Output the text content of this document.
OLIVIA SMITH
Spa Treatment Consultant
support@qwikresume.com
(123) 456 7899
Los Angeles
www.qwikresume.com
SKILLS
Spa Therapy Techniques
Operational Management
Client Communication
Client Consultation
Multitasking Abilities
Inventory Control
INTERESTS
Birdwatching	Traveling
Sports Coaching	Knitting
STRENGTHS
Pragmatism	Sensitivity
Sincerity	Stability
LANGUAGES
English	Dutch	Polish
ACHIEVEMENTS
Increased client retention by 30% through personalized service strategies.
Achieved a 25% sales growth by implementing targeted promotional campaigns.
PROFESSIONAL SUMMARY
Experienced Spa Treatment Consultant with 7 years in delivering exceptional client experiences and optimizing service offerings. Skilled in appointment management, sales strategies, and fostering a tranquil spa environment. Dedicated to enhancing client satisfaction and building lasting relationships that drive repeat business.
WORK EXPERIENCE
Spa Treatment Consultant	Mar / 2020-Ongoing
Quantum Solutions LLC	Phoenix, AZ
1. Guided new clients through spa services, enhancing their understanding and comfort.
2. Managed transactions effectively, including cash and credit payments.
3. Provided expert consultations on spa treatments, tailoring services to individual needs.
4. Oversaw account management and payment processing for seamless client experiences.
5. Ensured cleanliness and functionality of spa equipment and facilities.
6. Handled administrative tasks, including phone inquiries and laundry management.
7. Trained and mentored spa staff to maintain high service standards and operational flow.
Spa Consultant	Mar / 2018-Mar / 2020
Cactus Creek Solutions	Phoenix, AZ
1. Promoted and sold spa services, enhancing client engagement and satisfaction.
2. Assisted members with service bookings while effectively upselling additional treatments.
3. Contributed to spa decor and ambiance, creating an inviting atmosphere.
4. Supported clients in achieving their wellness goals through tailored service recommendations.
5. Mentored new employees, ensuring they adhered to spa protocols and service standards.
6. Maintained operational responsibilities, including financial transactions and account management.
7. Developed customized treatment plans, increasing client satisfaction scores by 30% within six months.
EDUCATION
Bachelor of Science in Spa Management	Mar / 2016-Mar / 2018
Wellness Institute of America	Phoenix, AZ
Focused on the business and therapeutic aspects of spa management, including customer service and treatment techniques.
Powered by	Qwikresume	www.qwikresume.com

» **AIM OF THE TASK**
Give the count of lines holding the word "their" and nothing more.

» **EXERCISE ANSWER**
2